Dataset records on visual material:
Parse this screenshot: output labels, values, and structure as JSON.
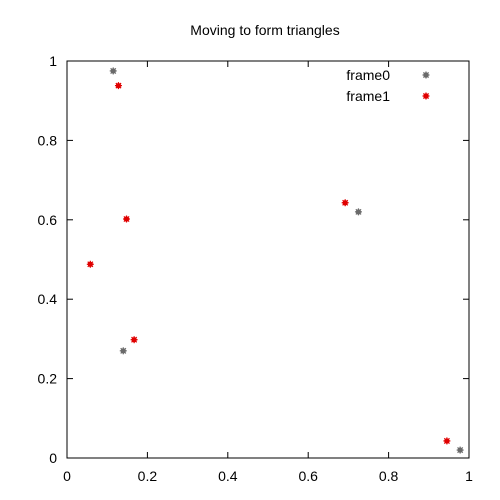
{
  "chart_data": {
    "type": "scatter",
    "title": "Moving to form triangles",
    "xlabel": "",
    "ylabel": "",
    "xlim": [
      0,
      1
    ],
    "ylim": [
      0,
      1
    ],
    "x_ticks": [
      "0",
      "0.2",
      "0.4",
      "0.6",
      "0.8",
      "1"
    ],
    "y_ticks": [
      "0",
      "0.2",
      "0.4",
      "0.6",
      "0.8",
      "1"
    ],
    "grid": false,
    "legend_position": "top-right",
    "series": [
      {
        "name": "frame0",
        "color": "#6b6b6b",
        "points": [
          [
            0.115,
            0.975
          ],
          [
            0.725,
            0.62
          ],
          [
            0.14,
            0.27
          ],
          [
            0.978,
            0.02
          ]
        ]
      },
      {
        "name": "frame1",
        "color": "#e00000",
        "points": [
          [
            0.128,
            0.938
          ],
          [
            0.148,
            0.602
          ],
          [
            0.058,
            0.488
          ],
          [
            0.167,
            0.298
          ],
          [
            0.692,
            0.643
          ],
          [
            0.945,
            0.043
          ]
        ]
      }
    ]
  }
}
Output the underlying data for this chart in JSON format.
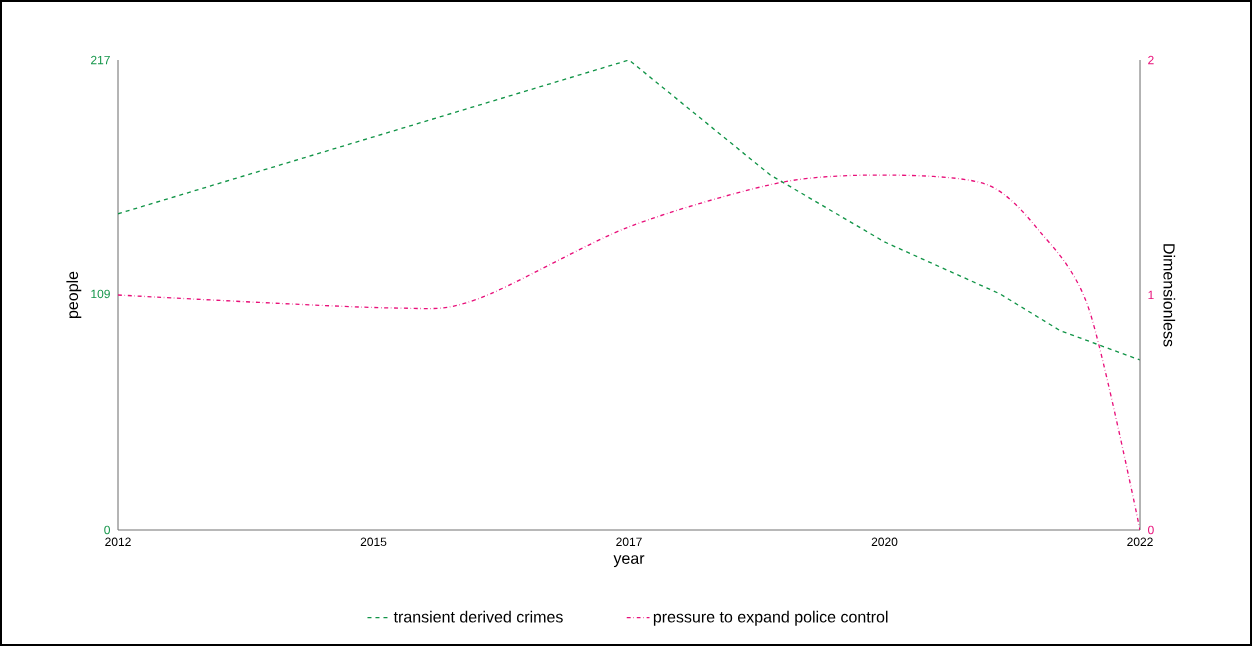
{
  "chart_data": {
    "type": "line",
    "xlabel": "year",
    "ylabel": "people",
    "y2label": "Dimensionless",
    "xlim": [
      2012,
      2022
    ],
    "xticks": [
      2012,
      {
        "value": 2014.5,
        "label": "2015"
      },
      2017,
      {
        "value": 2019.5,
        "label": "2020"
      },
      2022
    ],
    "ylim": [
      0,
      217
    ],
    "yticks": [
      0,
      109,
      217
    ],
    "y2lim": [
      0,
      2
    ],
    "y2ticks": [
      0,
      1,
      2
    ],
    "grid": false,
    "legend": "bottom",
    "marker": "none",
    "series": [
      {
        "name": "transient derived crimes",
        "color": "#119447",
        "line_style": "dashed",
        "x": [
          2012,
          2017,
          2018.38,
          2019.5,
          2020.63,
          2021.22,
          2022
        ],
        "values": [
          146,
          217,
          164,
          133,
          109,
          92,
          78.5
        ]
      },
      {
        "name": "pressure to expand police control",
        "color": "#e8107a",
        "line_style": "dashdot",
        "axis": "y2",
        "x": [
          2012,
          2014.66,
          2015.5,
          2017,
          2018.5,
          2019.6,
          2020.5,
          2021,
          2021.5,
          2022
        ],
        "values": [
          1.0,
          0.945,
          0.98,
          1.29,
          1.48,
          1.51,
          1.47,
          1.28,
          0.94,
          0.0
        ]
      }
    ]
  }
}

EXERCISE DESCRIPTION -
The required output is the lines from the one containing "Output the underlying" through the end of the records above, reproduced exactly, with no pictures.

ANSWER -
Output the underlying data for this chart in JSON format.
{
  "chart_data": {
    "type": "line",
    "xlabel": "year",
    "ylabel": "people",
    "y2label": "Dimensionless",
    "xlim": [
      2012,
      2022
    ],
    "xticks": [
      2012,
      {
        "value": 2014.5,
        "label": "2015"
      },
      2017,
      {
        "value": 2019.5,
        "label": "2020"
      },
      2022
    ],
    "ylim": [
      0,
      217
    ],
    "yticks": [
      0,
      109,
      217
    ],
    "y2lim": [
      0,
      2
    ],
    "y2ticks": [
      0,
      1,
      2
    ],
    "grid": false,
    "legend": "bottom",
    "marker": "none",
    "series": [
      {
        "name": "transient derived crimes",
        "color": "#119447",
        "line_style": "dashed",
        "x": [
          2012,
          2017,
          2018.38,
          2019.5,
          2020.63,
          2021.22,
          2022
        ],
        "values": [
          146,
          217,
          164,
          133,
          109,
          92,
          78.5
        ]
      },
      {
        "name": "pressure to expand police control",
        "color": "#e8107a",
        "line_style": "dashdot",
        "axis": "y2",
        "x": [
          2012,
          2014.66,
          2015.5,
          2017,
          2018.5,
          2019.6,
          2020.5,
          2021,
          2021.5,
          2022
        ],
        "values": [
          1.0,
          0.945,
          0.98,
          1.29,
          1.48,
          1.51,
          1.47,
          1.28,
          0.94,
          0.0
        ]
      }
    ]
  }
}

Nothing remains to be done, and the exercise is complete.